Begin
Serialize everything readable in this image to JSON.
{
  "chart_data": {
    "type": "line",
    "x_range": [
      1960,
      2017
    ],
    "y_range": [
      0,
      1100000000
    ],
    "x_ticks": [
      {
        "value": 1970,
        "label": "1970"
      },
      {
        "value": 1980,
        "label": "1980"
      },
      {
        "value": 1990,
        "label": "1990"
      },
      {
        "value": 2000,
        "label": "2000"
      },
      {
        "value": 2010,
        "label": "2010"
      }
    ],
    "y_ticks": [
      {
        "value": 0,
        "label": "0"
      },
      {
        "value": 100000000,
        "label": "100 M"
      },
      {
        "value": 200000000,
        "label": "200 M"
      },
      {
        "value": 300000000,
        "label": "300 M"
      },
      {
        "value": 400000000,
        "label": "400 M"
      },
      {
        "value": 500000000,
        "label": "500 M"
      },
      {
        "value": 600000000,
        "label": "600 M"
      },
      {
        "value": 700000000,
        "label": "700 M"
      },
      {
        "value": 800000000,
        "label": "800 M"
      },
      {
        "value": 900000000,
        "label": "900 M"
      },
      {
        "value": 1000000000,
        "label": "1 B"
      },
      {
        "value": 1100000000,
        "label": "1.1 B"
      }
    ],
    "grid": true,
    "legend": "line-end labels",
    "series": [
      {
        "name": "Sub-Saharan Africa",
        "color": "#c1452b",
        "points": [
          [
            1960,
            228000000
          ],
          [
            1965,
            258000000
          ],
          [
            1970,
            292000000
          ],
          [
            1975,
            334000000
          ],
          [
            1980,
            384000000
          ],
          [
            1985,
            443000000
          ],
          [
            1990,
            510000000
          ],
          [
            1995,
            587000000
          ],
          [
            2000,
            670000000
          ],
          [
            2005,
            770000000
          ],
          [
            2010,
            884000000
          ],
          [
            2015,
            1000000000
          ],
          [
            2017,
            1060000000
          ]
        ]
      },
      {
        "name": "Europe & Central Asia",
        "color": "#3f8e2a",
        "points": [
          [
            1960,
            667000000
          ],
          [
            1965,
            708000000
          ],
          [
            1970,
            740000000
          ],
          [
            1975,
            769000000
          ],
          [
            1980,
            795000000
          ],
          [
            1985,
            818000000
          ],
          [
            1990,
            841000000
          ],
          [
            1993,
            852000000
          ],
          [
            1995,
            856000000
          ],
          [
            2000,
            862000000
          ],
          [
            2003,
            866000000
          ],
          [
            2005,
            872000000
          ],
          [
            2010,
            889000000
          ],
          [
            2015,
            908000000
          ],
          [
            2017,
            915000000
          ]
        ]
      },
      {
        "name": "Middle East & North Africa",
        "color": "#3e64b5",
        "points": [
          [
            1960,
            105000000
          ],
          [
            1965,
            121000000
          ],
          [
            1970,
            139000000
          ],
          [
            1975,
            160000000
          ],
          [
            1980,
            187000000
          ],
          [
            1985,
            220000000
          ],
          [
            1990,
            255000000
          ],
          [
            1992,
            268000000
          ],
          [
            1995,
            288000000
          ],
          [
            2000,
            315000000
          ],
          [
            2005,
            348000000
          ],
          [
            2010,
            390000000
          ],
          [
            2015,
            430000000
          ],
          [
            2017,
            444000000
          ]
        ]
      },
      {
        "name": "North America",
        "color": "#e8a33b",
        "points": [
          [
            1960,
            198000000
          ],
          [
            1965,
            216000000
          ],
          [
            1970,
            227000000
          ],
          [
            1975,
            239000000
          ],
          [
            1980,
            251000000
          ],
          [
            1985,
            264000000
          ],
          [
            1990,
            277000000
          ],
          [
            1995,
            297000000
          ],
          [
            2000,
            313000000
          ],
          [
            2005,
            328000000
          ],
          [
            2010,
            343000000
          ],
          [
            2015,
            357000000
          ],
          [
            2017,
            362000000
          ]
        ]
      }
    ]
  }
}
End
◆ What is being asked ◆
The records above are to be copied in full, exactly as written.

◆ Answer to the problem ◆
Serialize everything readable in this image to JSON.
{
  "chart_data": {
    "type": "line",
    "x_range": [
      1960,
      2017
    ],
    "y_range": [
      0,
      1100000000
    ],
    "x_ticks": [
      {
        "value": 1970,
        "label": "1970"
      },
      {
        "value": 1980,
        "label": "1980"
      },
      {
        "value": 1990,
        "label": "1990"
      },
      {
        "value": 2000,
        "label": "2000"
      },
      {
        "value": 2010,
        "label": "2010"
      }
    ],
    "y_ticks": [
      {
        "value": 0,
        "label": "0"
      },
      {
        "value": 100000000,
        "label": "100 M"
      },
      {
        "value": 200000000,
        "label": "200 M"
      },
      {
        "value": 300000000,
        "label": "300 M"
      },
      {
        "value": 400000000,
        "label": "400 M"
      },
      {
        "value": 500000000,
        "label": "500 M"
      },
      {
        "value": 600000000,
        "label": "600 M"
      },
      {
        "value": 700000000,
        "label": "700 M"
      },
      {
        "value": 800000000,
        "label": "800 M"
      },
      {
        "value": 900000000,
        "label": "900 M"
      },
      {
        "value": 1000000000,
        "label": "1 B"
      },
      {
        "value": 1100000000,
        "label": "1.1 B"
      }
    ],
    "grid": true,
    "legend": "line-end labels",
    "series": [
      {
        "name": "Sub-Saharan Africa",
        "color": "#c1452b",
        "points": [
          [
            1960,
            228000000
          ],
          [
            1965,
            258000000
          ],
          [
            1970,
            292000000
          ],
          [
            1975,
            334000000
          ],
          [
            1980,
            384000000
          ],
          [
            1985,
            443000000
          ],
          [
            1990,
            510000000
          ],
          [
            1995,
            587000000
          ],
          [
            2000,
            670000000
          ],
          [
            2005,
            770000000
          ],
          [
            2010,
            884000000
          ],
          [
            2015,
            1000000000
          ],
          [
            2017,
            1060000000
          ]
        ]
      },
      {
        "name": "Europe & Central Asia",
        "color": "#3f8e2a",
        "points": [
          [
            1960,
            667000000
          ],
          [
            1965,
            708000000
          ],
          [
            1970,
            740000000
          ],
          [
            1975,
            769000000
          ],
          [
            1980,
            795000000
          ],
          [
            1985,
            818000000
          ],
          [
            1990,
            841000000
          ],
          [
            1993,
            852000000
          ],
          [
            1995,
            856000000
          ],
          [
            2000,
            862000000
          ],
          [
            2003,
            866000000
          ],
          [
            2005,
            872000000
          ],
          [
            2010,
            889000000
          ],
          [
            2015,
            908000000
          ],
          [
            2017,
            915000000
          ]
        ]
      },
      {
        "name": "Middle East & North Africa",
        "color": "#3e64b5",
        "points": [
          [
            1960,
            105000000
          ],
          [
            1965,
            121000000
          ],
          [
            1970,
            139000000
          ],
          [
            1975,
            160000000
          ],
          [
            1980,
            187000000
          ],
          [
            1985,
            220000000
          ],
          [
            1990,
            255000000
          ],
          [
            1992,
            268000000
          ],
          [
            1995,
            288000000
          ],
          [
            2000,
            315000000
          ],
          [
            2005,
            348000000
          ],
          [
            2010,
            390000000
          ],
          [
            2015,
            430000000
          ],
          [
            2017,
            444000000
          ]
        ]
      },
      {
        "name": "North America",
        "color": "#e8a33b",
        "points": [
          [
            1960,
            198000000
          ],
          [
            1965,
            216000000
          ],
          [
            1970,
            227000000
          ],
          [
            1975,
            239000000
          ],
          [
            1980,
            251000000
          ],
          [
            1985,
            264000000
          ],
          [
            1990,
            277000000
          ],
          [
            1995,
            297000000
          ],
          [
            2000,
            313000000
          ],
          [
            2005,
            328000000
          ],
          [
            2010,
            343000000
          ],
          [
            2015,
            357000000
          ],
          [
            2017,
            362000000
          ]
        ]
      }
    ]
  }
}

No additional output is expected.